取り組む課題:
A: 管工事施工管理技士についての抜粋本文から、「ここでは、管工事施工管理技士の魅力について4つ紹介していきます。」から「資格を持っている人だけです。」までの部分を一字一句そのまま書き写してください。
B: 管工事施工管理技士についての抜粋本文によると、1級の資格手当はいくら前後ですか。
C: 次の(i)〜(iii)は、管工事施工管理技士についての抜粋本文の内容と合っていますか。それぞれ「はい」か「いいえ」で答え、判断の決め手となる本文の言葉をそのまま引用してください。
(i) 配管工事は、ガス・気体・液体・燃料といった物質を通す管を敷設する工事である。
(ii) 主任技術者・監理技術者として工事に従事するのに、資格は必要ない。
(iii) 資格手当の額は、どの会社でも同じである。

======== 抜粋本文

これに伴い、管工事の1つである空調設備工事の需要が高まっています。
また、最近では温暖化が進んでおり、夏以外の季節でも猛暑を記録するような日が増えてきています。
熱中症のリスクが高まったことで、これまで空調設備が必要ではなかった施設でも、工事の必要性が出てきているのが現状です。
これに伴い、管工事施工管理技士の需要も高まっています。
きついと言われる管工事施工管理技士の工事の流れ
管工事施工管理技士は、工事の中で行われる全ての工程を管理します。
ここでは管工事の流れについて詳しく解説していきます。
配管工事の場合
配管工事とはガス・気体・液体・燃料といったあらゆる物質を通すための管を敷設する工事のことを言います。
具体的な工事工程は以下の通りです。
- 標準仕様書の決定
- 配管材など資材の搬入
- 管の切断やねじ切りなどさまざまな加工の実施
- 管の接合
- 防錆処理
- 配管支持固定
- 配管試験
- 保温施行
建物の構造に沿って配管を行っていきますが、内容物が漏れてしまうと大事故に繋がる恐れがあるためわずかな隙間も許されません。
配管加工などをミスのないように進めていくのはもちろん、最終的な配管試験も大切な工程となります。
給排水管更新工事の場合
給排水管更新工事とは、古くなった配管を撤去した上で新しく配管を行う工事となります。
給排水管更新工事の流れは以下の通りです。
- 工事箇所の事前調査
- 工事計画の作成
- 資材の搬入
- 作業の準備と養生作業
- 既設管の撤去
- 配管更新
- リークテスト(水圧・空圧テスト)
- 保温および塗装
給排水管更新工事は既に使用されている施設で行われるため、どのように工事を行うのかの事前調査が行われます。
きついと言われる管工事施工管理技士の魅力
ここまで管工事施工管理技士の仕事内容やきつさについて解説してきましたが、ただ辛いだけの仕事というわけではありません。
管工事施工管理技士ならではの魅力もあります。
ここでは、管工事施工管理技士の魅力について4つ紹介していきます。
資格手当が支給されることがある
管工事施工管理技士は管工事に欠かせない存在であり、多くの会社では福利厚生で資格手当制度が設けられています。
手当額は会社によって異なりますが、2級で5,000円前後、1級では10,000円前後です。
これとは別に「現場手当」や「技能手当」が支給される会社もあります。
希少価値の高い人材になれる
建設工事を行う場合、工事の規模に応じて主任技術者または監理技術者を置くことが義務付けられています。
主任技術者・監理技術者として工事に従事できるのは、施工管理技士の資格を持っている人だけです。
そのため、施工管理者は建設工事に欠かせない存在であり、非常に希少価値の高い人材と言えます。
資格を取得できれば、建設業界の第一線で活躍し続けられるでしょう。
官公庁の公共工事に携われる
さまざまな施設に管工事は必要であり、官公庁の公共工事も少なくありません。

================
======== データ

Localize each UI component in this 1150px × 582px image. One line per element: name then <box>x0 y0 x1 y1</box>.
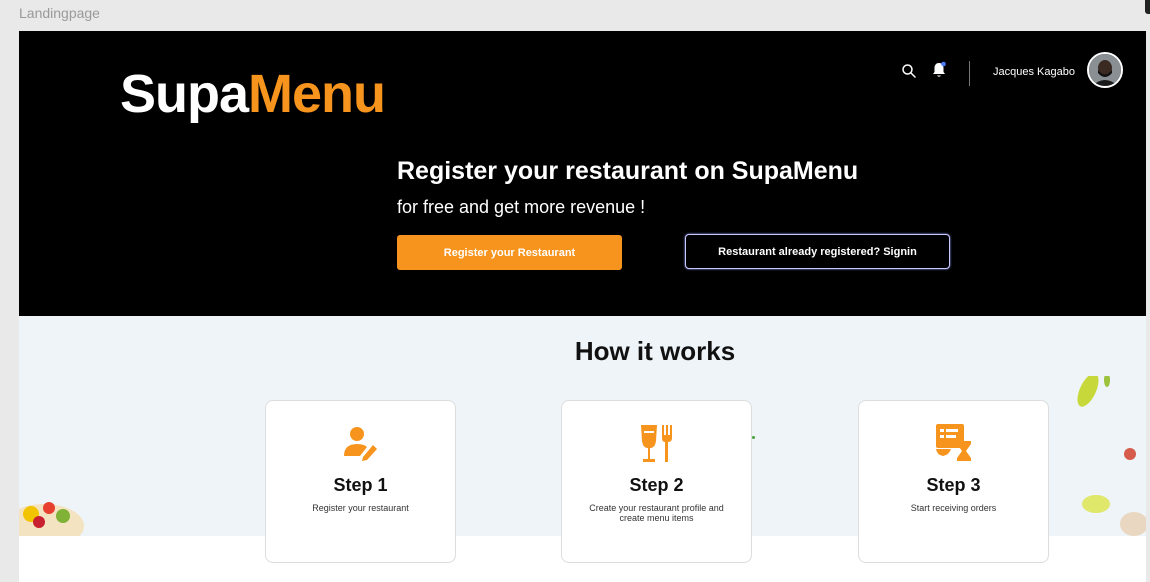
step-description: Create your restaurant profile and creat… <box>589 503 724 523</box>
step-title: Step 3 <box>926 475 981 495</box>
step-title: Step 1 <box>333 475 388 495</box>
avatar[interactable] <box>1087 52 1123 88</box>
step-title: Step 2 <box>629 475 684 495</box>
step-description: Register your restaurant <box>312 503 409 513</box>
step-card-2: Step 2 Create your restaurant profile an… <box>561 400 752 563</box>
avatar-image <box>1089 54 1121 86</box>
hero-subtitle: for free and get more revenue ! <box>397 197 646 217</box>
step-card-1: Step 1 Register your restaurant <box>265 400 456 563</box>
user-name[interactable]: Jacques Kagabo <box>993 66 1075 78</box>
user-edit-icon <box>344 427 377 461</box>
food-drink-icon <box>641 425 672 462</box>
order-timer-icon <box>936 424 971 461</box>
register-restaurant-button[interactable]: Register your Restaurant <box>397 235 622 270</box>
hero-title: Register your restaurant on SupaMenu <box>397 157 859 185</box>
bell-icon[interactable] <box>931 61 947 79</box>
hero-section: SupaMenu Jacques Kagabo Register your re… <box>19 31 1146 316</box>
logo[interactable]: SupaMenu <box>120 64 386 124</box>
search-icon[interactable] <box>901 63 917 79</box>
how-it-works-title: How it works <box>574 336 736 366</box>
decorative-dot <box>752 436 755 439</box>
logo-part-supa: Supa <box>120 64 249 124</box>
logo-part-menu: Menu <box>248 64 386 124</box>
header-divider <box>969 61 970 86</box>
signin-button[interactable]: Restaurant already registered? Signin <box>685 234 950 269</box>
step-description: Start receiving orders <box>910 503 997 513</box>
landing-page: SupaMenu Jacques Kagabo Register your re… <box>19 31 1146 582</box>
step-card-3: Step 3 Start receiving orders <box>858 400 1049 563</box>
decorative-food-left <box>19 502 84 536</box>
window-edge <box>1145 0 1150 14</box>
decorative-lime-right <box>1077 376 1146 536</box>
frame-label: Landingpage <box>19 5 100 21</box>
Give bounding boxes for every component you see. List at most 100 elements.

================

解答例:
A:
ここでは、管工事施工管理技士の魅力について4つ紹介していきます。
資格手当が支給されることがある
管工事施工管理技士は管工事に欠かせない存在であり、多くの会社では福利厚生で資格手当制度が設けられています。
手当額は会社によって異なりますが、2級で5,000円前後、1級では10,000円前後です。
これとは別に「現場手当」や「技能手当」が支給される会社もあります。
希少価値の高い人材になれる
建設工事を行う場合、工事の規模に応じて主任技術者または監理技術者を置くことが義務付けられています。
主任技術者・監理技術者として工事に従事できるのは、施工管理技士の資格を持っている人だけです。

B: 10,000円前後です。

C:
(i) はい。「配管工事とはガス・気体・液体・燃料といったあらゆる物質を通すための管を敷設する工事のことを言います。」
(ii) いいえ。「主任技術者・監理技術者として工事に従事できるのは、施工管理技士の資格を持っている人だけです。」
(iii) いいえ。「手当額は会社によって異なりますが、2級で5,000円前後、1級では10,000円前後です。」